> **Data tied to figure images**
==*==

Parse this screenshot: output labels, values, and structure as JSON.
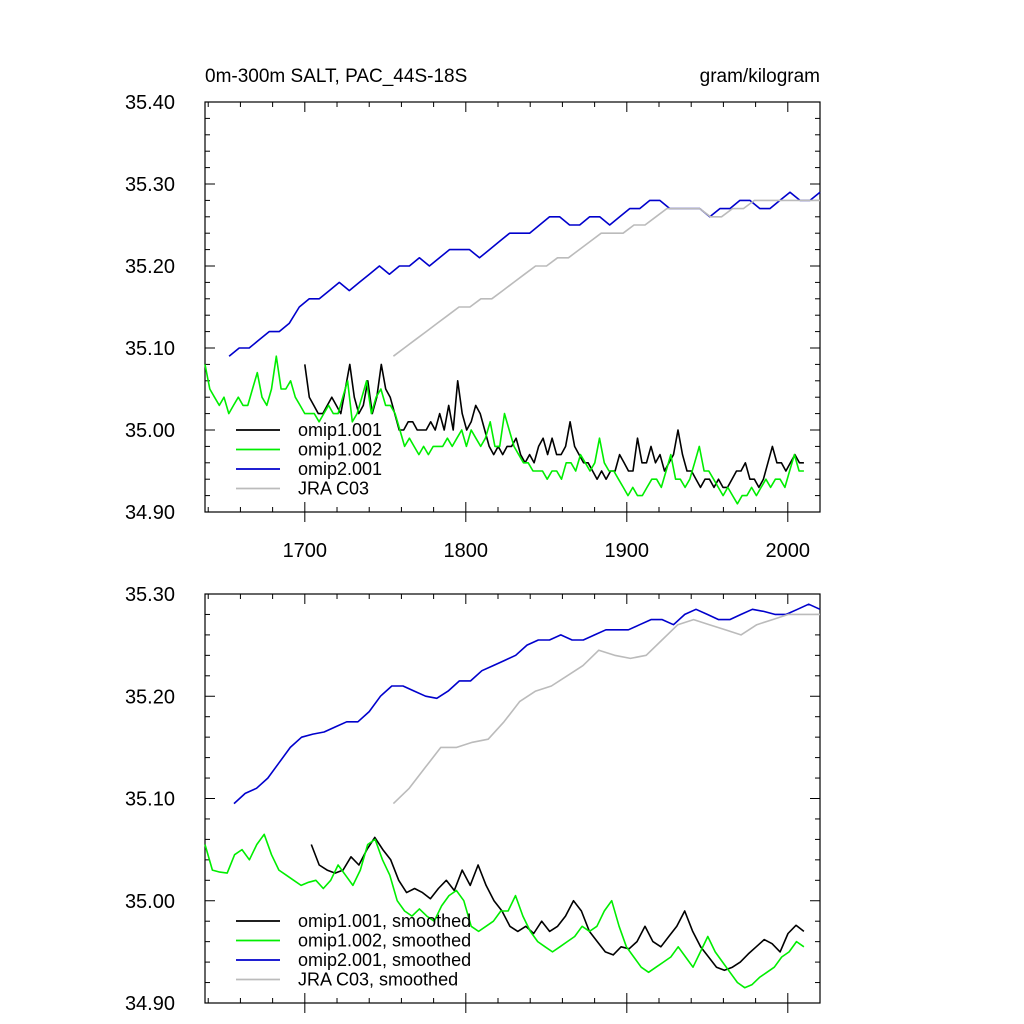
{
  "chart_data": [
    {
      "type": "line",
      "title_left": "0m-300m SALT, PAC_44S-18S",
      "title_right": "gram/kilogram",
      "xlim": [
        1638,
        2020
      ],
      "ylim": [
        34.9,
        35.4
      ],
      "x_ticks": [
        1700,
        1800,
        1900,
        2000
      ],
      "x_tick_labels": [
        "1700",
        "1800",
        "1900",
        "2000"
      ],
      "y_ticks": [
        34.9,
        35.0,
        35.1,
        35.2,
        35.3,
        35.4
      ],
      "y_tick_labels": [
        "34.90",
        "35.00",
        "35.10",
        "35.20",
        "35.30",
        "35.40"
      ],
      "legend_position": "bottom-left",
      "series": [
        {
          "name": "omip1.001",
          "color": "#000000",
          "x_start": 1700,
          "x_end": 2010,
          "values": [
            35.08,
            35.04,
            35.03,
            35.02,
            35.02,
            35.03,
            35.04,
            35.03,
            35.02,
            35.05,
            35.08,
            35.04,
            35.02,
            35.03,
            35.06,
            35.02,
            35.04,
            35.08,
            35.05,
            35.04,
            35.02,
            35.0,
            35.0,
            35.01,
            35.01,
            35.0,
            35.0,
            35.0,
            35.01,
            35.0,
            35.02,
            35.0,
            35.03,
            35.0,
            35.06,
            35.02,
            35.0,
            35.01,
            35.03,
            35.02,
            35.0,
            34.98,
            34.97,
            34.98,
            34.97,
            34.98,
            34.98,
            34.99,
            34.97,
            34.96,
            34.97,
            34.96,
            34.98,
            34.99,
            34.97,
            34.99,
            34.97,
            34.97,
            34.98,
            35.01,
            34.98,
            34.97,
            34.96,
            34.96,
            34.95,
            34.94,
            34.95,
            34.94,
            34.95,
            34.95,
            34.97,
            34.96,
            34.95,
            34.95,
            34.99,
            34.96,
            34.96,
            34.98,
            34.96,
            34.97,
            34.95,
            34.96,
            34.97,
            35.0,
            34.97,
            34.95,
            34.95,
            34.94,
            34.93,
            34.94,
            34.94,
            34.93,
            34.94,
            34.93,
            34.93,
            34.94,
            34.95,
            34.95,
            34.96,
            34.94,
            34.94,
            34.93,
            34.94,
            34.96,
            34.98,
            34.96,
            34.96,
            34.95,
            34.96,
            34.97,
            34.96,
            34.96
          ]
        },
        {
          "name": "omip1.002",
          "color": "#00ee00",
          "x_start": 1638,
          "x_end": 2010,
          "values": [
            35.08,
            35.05,
            35.04,
            35.03,
            35.04,
            35.02,
            35.03,
            35.04,
            35.03,
            35.03,
            35.05,
            35.07,
            35.04,
            35.03,
            35.05,
            35.09,
            35.05,
            35.05,
            35.06,
            35.04,
            35.03,
            35.02,
            35.02,
            35.02,
            35.01,
            35.02,
            35.03,
            35.02,
            35.02,
            35.04,
            35.06,
            35.01,
            35.02,
            35.04,
            35.06,
            35.02,
            35.04,
            35.05,
            35.03,
            35.03,
            35.02,
            35.0,
            34.98,
            34.99,
            34.98,
            34.97,
            34.98,
            34.97,
            34.98,
            34.98,
            34.98,
            34.99,
            34.98,
            34.99,
            35.0,
            34.98,
            35.0,
            34.99,
            34.98,
            34.99,
            35.01,
            34.98,
            34.98,
            35.02,
            35.0,
            34.98,
            34.97,
            34.96,
            34.96,
            34.95,
            34.95,
            34.95,
            34.94,
            34.95,
            34.95,
            34.94,
            34.96,
            34.96,
            34.95,
            34.97,
            34.96,
            34.95,
            34.96,
            34.99,
            34.96,
            34.95,
            34.95,
            34.94,
            34.93,
            34.92,
            34.93,
            34.92,
            34.92,
            34.93,
            34.94,
            34.94,
            34.93,
            34.95,
            34.97,
            34.94,
            34.94,
            34.93,
            34.94,
            34.96,
            34.98,
            34.95,
            34.95,
            34.94,
            34.93,
            34.92,
            34.93,
            34.92,
            34.91,
            34.92,
            34.92,
            34.93,
            34.92,
            34.93,
            34.94,
            34.93,
            34.94,
            34.94,
            34.93,
            34.95,
            34.97,
            34.95,
            34.95
          ]
        },
        {
          "name": "omip2.001",
          "color": "#0000cc",
          "x_start": 1653,
          "x_end": 2020,
          "values": [
            35.09,
            35.1,
            35.1,
            35.11,
            35.12,
            35.12,
            35.13,
            35.15,
            35.16,
            35.16,
            35.17,
            35.18,
            35.17,
            35.18,
            35.19,
            35.2,
            35.19,
            35.2,
            35.2,
            35.21,
            35.2,
            35.21,
            35.22,
            35.22,
            35.22,
            35.21,
            35.22,
            35.23,
            35.24,
            35.24,
            35.24,
            35.25,
            35.26,
            35.26,
            35.25,
            35.25,
            35.26,
            35.26,
            35.25,
            35.26,
            35.27,
            35.27,
            35.28,
            35.28,
            35.27,
            35.27,
            35.27,
            35.27,
            35.26,
            35.27,
            35.27,
            35.28,
            35.28,
            35.27,
            35.27,
            35.28,
            35.29,
            35.28,
            35.28,
            35.29
          ]
        },
        {
          "name": "JRA C03",
          "color": "#bbbbbb",
          "x_start": 1755,
          "x_end": 2020,
          "values": [
            35.09,
            35.1,
            35.11,
            35.12,
            35.13,
            35.14,
            35.15,
            35.15,
            35.16,
            35.16,
            35.17,
            35.18,
            35.19,
            35.2,
            35.2,
            35.21,
            35.21,
            35.22,
            35.23,
            35.24,
            35.24,
            35.24,
            35.25,
            35.25,
            35.26,
            35.27,
            35.27,
            35.27,
            35.27,
            35.26,
            35.26,
            35.27,
            35.27,
            35.28,
            35.28,
            35.28,
            35.28,
            35.28,
            35.28,
            35.28
          ]
        }
      ]
    },
    {
      "type": "line",
      "xlim": [
        1638,
        2020
      ],
      "ylim": [
        34.9,
        35.3
      ],
      "x_ticks": [
        1700,
        1800,
        1900,
        2000
      ],
      "y_ticks": [
        34.9,
        35.0,
        35.1,
        35.2,
        35.3
      ],
      "y_tick_labels": [
        "34.90",
        "35.00",
        "35.10",
        "35.20",
        "35.30"
      ],
      "legend_position": "bottom-left",
      "series": [
        {
          "name": "omip1.001, smoothed",
          "color": "#000000",
          "x_start": 1704,
          "x_end": 2010,
          "values": [
            35.055,
            35.035,
            35.03,
            35.027,
            35.03,
            35.043,
            35.035,
            35.05,
            35.062,
            35.05,
            35.04,
            35.02,
            35.008,
            35.012,
            35.008,
            35.002,
            35.012,
            35.02,
            35.01,
            35.03,
            35.015,
            35.035,
            35.015,
            35.0,
            34.99,
            34.975,
            34.97,
            34.975,
            34.968,
            34.98,
            34.97,
            34.975,
            34.985,
            35.0,
            34.99,
            34.97,
            34.96,
            34.95,
            34.947,
            34.955,
            34.953,
            34.96,
            34.975,
            34.96,
            34.955,
            34.965,
            34.975,
            34.99,
            34.97,
            34.955,
            34.945,
            34.935,
            34.932,
            34.935,
            34.94,
            34.948,
            34.955,
            34.962,
            34.958,
            34.95,
            34.968,
            34.976,
            34.97
          ]
        },
        {
          "name": "omip1.002, smoothed",
          "color": "#00ee00",
          "x_start": 1638,
          "x_end": 2010,
          "values": [
            35.055,
            35.03,
            35.028,
            35.027,
            35.045,
            35.05,
            35.04,
            35.055,
            35.065,
            35.045,
            35.03,
            35.025,
            35.02,
            35.015,
            35.018,
            35.02,
            35.012,
            35.02,
            35.035,
            35.025,
            35.015,
            35.03,
            35.055,
            35.06,
            35.04,
            35.025,
            35.0,
            34.99,
            34.985,
            34.992,
            34.985,
            34.98,
            34.995,
            35.005,
            35.01,
            35.0,
            34.975,
            34.97,
            34.975,
            34.98,
            34.99,
            34.99,
            35.005,
            34.985,
            34.97,
            34.96,
            34.955,
            34.95,
            34.955,
            34.96,
            34.965,
            34.975,
            34.97,
            34.975,
            34.99,
            35.0,
            34.975,
            34.955,
            34.945,
            34.935,
            34.93,
            34.935,
            34.94,
            34.945,
            34.955,
            34.945,
            34.935,
            34.95,
            34.965,
            34.95,
            34.94,
            34.93,
            34.92,
            34.915,
            34.918,
            34.925,
            34.93,
            34.935,
            34.945,
            34.95,
            34.96,
            34.955
          ]
        },
        {
          "name": "omip2.001, smoothed",
          "color": "#0000cc",
          "x_start": 1656,
          "x_end": 2020,
          "values": [
            35.095,
            35.105,
            35.11,
            35.12,
            35.135,
            35.15,
            35.16,
            35.163,
            35.165,
            35.17,
            35.175,
            35.175,
            35.185,
            35.2,
            35.21,
            35.21,
            35.205,
            35.2,
            35.198,
            35.205,
            35.215,
            35.215,
            35.225,
            35.23,
            35.235,
            35.24,
            35.25,
            35.255,
            35.255,
            35.26,
            35.255,
            35.255,
            35.26,
            35.265,
            35.265,
            35.265,
            35.27,
            35.275,
            35.275,
            35.27,
            35.28,
            35.285,
            35.28,
            35.275,
            35.275,
            35.28,
            35.285,
            35.283,
            35.28,
            35.28,
            35.285,
            35.29,
            35.285
          ]
        },
        {
          "name": "JRA C03, smoothed",
          "color": "#bbbbbb",
          "x_start": 1755,
          "x_end": 2020,
          "values": [
            35.095,
            35.11,
            35.13,
            35.15,
            35.15,
            35.155,
            35.158,
            35.175,
            35.195,
            35.205,
            35.21,
            35.22,
            35.23,
            35.245,
            35.24,
            35.237,
            35.24,
            35.255,
            35.27,
            35.275,
            35.27,
            35.265,
            35.26,
            35.27,
            35.275,
            35.28,
            35.28,
            35.28
          ]
        }
      ]
    }
  ]
}
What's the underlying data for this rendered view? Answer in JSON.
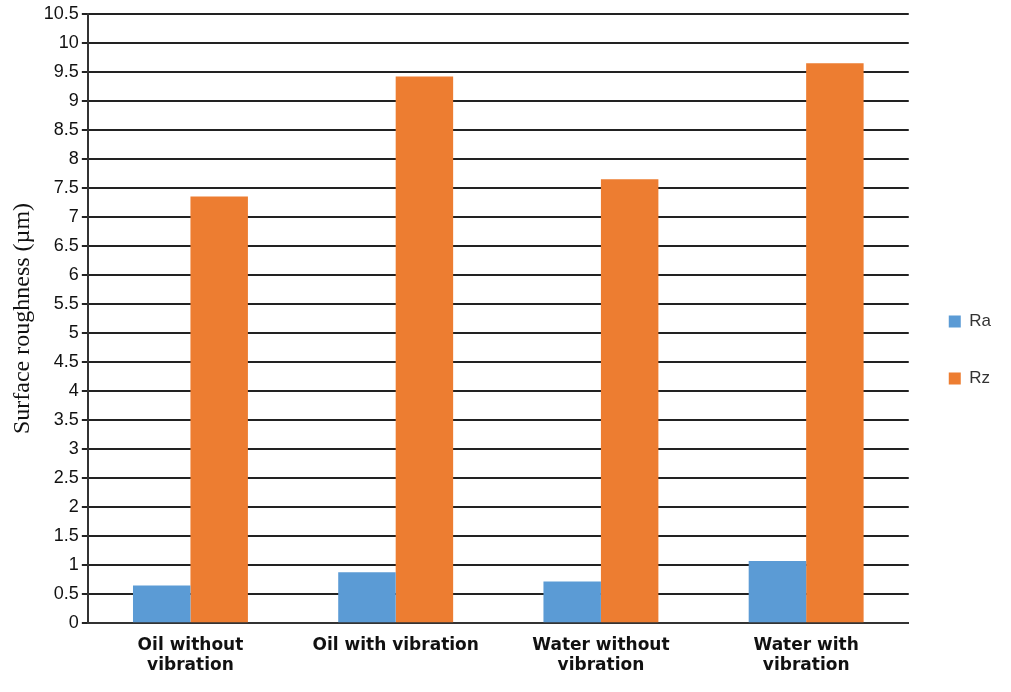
{
  "chart_data": {
    "type": "bar",
    "ylabel": "Surface roughness (µm)",
    "categories": [
      "Oil without vibration",
      "Oil with vibration",
      "Water without vibration",
      "Water with vibration"
    ],
    "series": [
      {
        "name": "Ra",
        "color": "#5b9bd5",
        "values": [
          0.65,
          0.88,
          0.72,
          1.07
        ]
      },
      {
        "name": "Rz",
        "color": "#ed7d31",
        "values": [
          7.35,
          9.42,
          7.65,
          9.65
        ]
      }
    ],
    "ylim": [
      0,
      10.5
    ],
    "yticks": [
      0,
      0.5,
      1,
      1.5,
      2,
      2.5,
      3,
      3.5,
      4,
      4.5,
      5,
      5.5,
      6,
      6.5,
      7,
      7.5,
      8,
      8.5,
      9,
      9.5,
      10,
      10.5
    ],
    "grid": "y",
    "legend": "right"
  }
}
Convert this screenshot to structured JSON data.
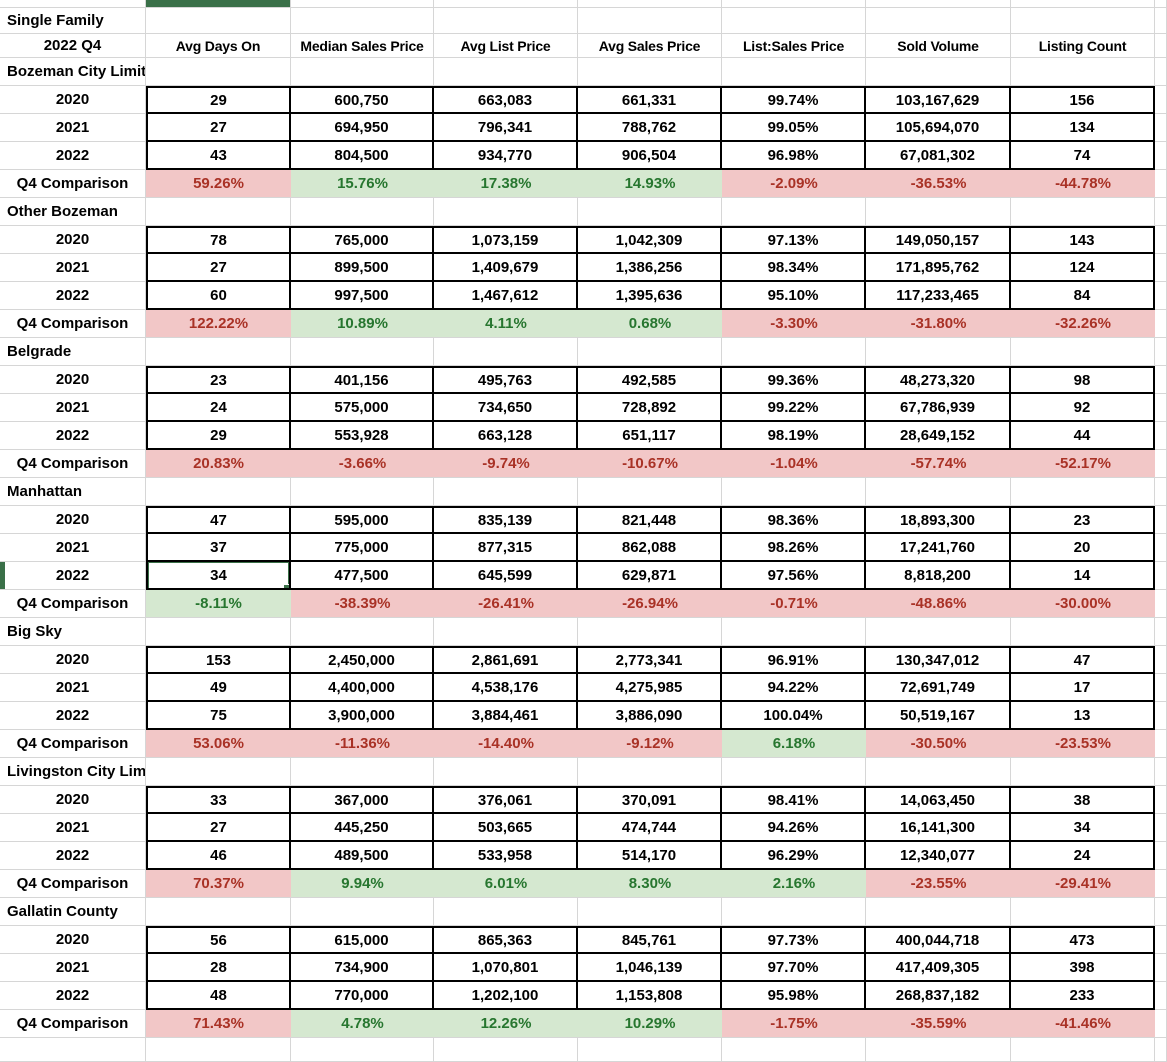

==*==

> **GIVEN INSTRUCTION**
Where a line of the data holds "screenshot", show that line.

> **WRITTEN ANSWER**
Parse this screenshot: output labels, values, and structure as JSON.
Convert this screenshot to structured JSON data.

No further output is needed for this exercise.